::: SUPPLIED PASSAGE
Finally, we must work to keep fares affordable on the MBTA and regional transit authorities. This would include for example creating fair structures that protect low-income transit riders, having fares that vary based on income, age, distance or time of day, and capping fare increases on regional transit.
5. What steps will you take as Governor to reduce greenhouse gases from transportation sector and through smart growth to reach the greenhouse gas emission reduction targets required in the Global Warming Solutions Act?
Evan Falchuk: Reducing greenhouse gas emissions will be a positive byproduct of a comprehensive smart growth policy. Ensuring that development dollars are channeled to district-scale smart growth zones (both 40R and others), will reduce reliance on fossil fuel-based transportation and increase the extent to which people walk, bike, or use public transit. Achieving the aggressive 2050 targets can be best achieved through this combination of forward-thinking planning.
These kinds of reductions are inherent aspects of our Thriving Communities Action Plan, and the implementation of that plan is designed to achieve those results. We also support the diversification of transit options, for example by working with regional transit authorities to ensure development is connected to commuter rail, MBTA and other public transit systems, as well as encouraging the use of bike sharing, car sharing and other services such as Lyft to reduce the demand for automobiles. We recognize the fledgling and in some cases well-established use of Transportation Management Associations (TMAs) as a way to provide alternative means of transportation in outlying areas, and will continue to support these efforts during the critical start-up and organizational phases so they can achieve financial and operational self-sufficiency through public/private and inter-governmental partnerships.
I applaud the State’s current rebate program for buyers of electric and hybrid vehicles, the governor’s investment in electric buses and most recently the eight-state pact Massachusetts has joined to boost the visibility and use of electric vehicles.
One of the reasons Massachusetts has done so well on its energy goals is because of regional cooperation, particularly RGGI. We need more goals based on a shared vision of the future, and we’ll need the commitment of the Governor, legislators, businesses and the people to set bold goals and get them in motion.
6. To make Massachusetts more livable and successful, we would encourage the next Governor to break down agency “silos” and organize her or his cabinet to collaboratively establish and achieve economic, housing, transportation, environmental, public health and climate goals. How would you organize the executive branch to achieve these cross-cutting goals?
::::::
::: COLLECTED DATA
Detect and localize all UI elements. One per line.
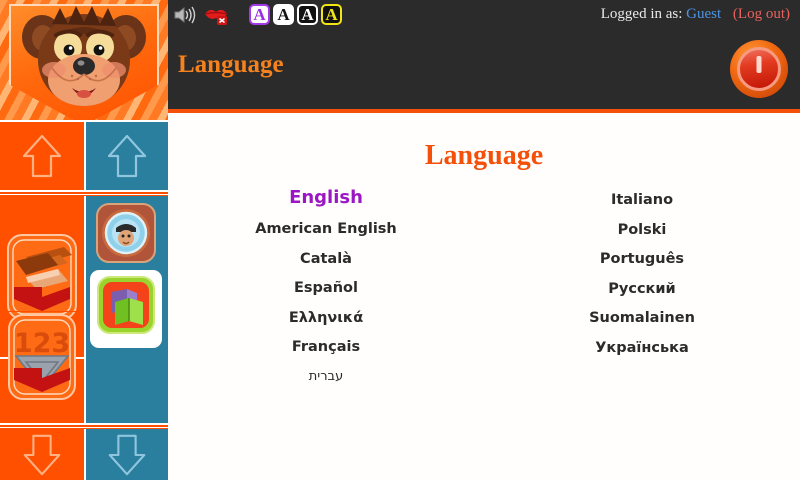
::::::
**WHAT THIS EXERCISE ASKS:**
• A. Can you rewrite the paragraph in the Massachusetts transportation passage that begins "Finally, we must work to keep fares affordable" as a short list of its main points?
• B. Will you carry the Massachusetts transportation passage forward from its last line?

**OUTPUTS IN ORDER:**
• A.
- Keep fares affordable on the MBTA and regional transit authorities.
- Create fair fare structures that protect low-income riders.
- Vary fares by income, age, distance or time of day.
- Cap fare increases on regional transit.

• B.
Evan Falchuk: We must reinstate an Office for Commonwealth Development in order to hard-wire coordination among the State’s transportation, housing, economic development and land conservation agencies. Just as local permitting best practices call for designation of a single point of contact for development-related questions, the Commonwealth will lead by example by restoring the Office for Commonwealth Development to cabinet-level status. This resource will also facilitate two-way communication with cities and towns. The Falchuk-Jennings Administration will provide a forum within which good ideas can be heard, discussed and debated – all toward that ever-elusive consensus which, though not always the outcome, will always be our goal. In addition, this Office will, in coordination with the Division of Capital Asset Management (DCAM) and all State agencies with real estate holdings, undertake a systematic approach to identify surplus State-owned property with development potential, in order to make these developable sites available for smart growth initiatives.
7. Do you support the commonwealth’s goal of building 10,000 new units of multi-family housing each year? If so, how will you accelerate the state’s work to encourage new housing? How will you ensure that this housing doesn’t contribute to sprawl? If you do not support this goal, what are your plans to meet our housing needs in the coming years?
Evan Falchuk: Yes. This is a primary focus of our Thriving Communities Action Plan. As described in the plan, aligning the interests of cities, towns and the private sector with state policy will make possible this level of housing production.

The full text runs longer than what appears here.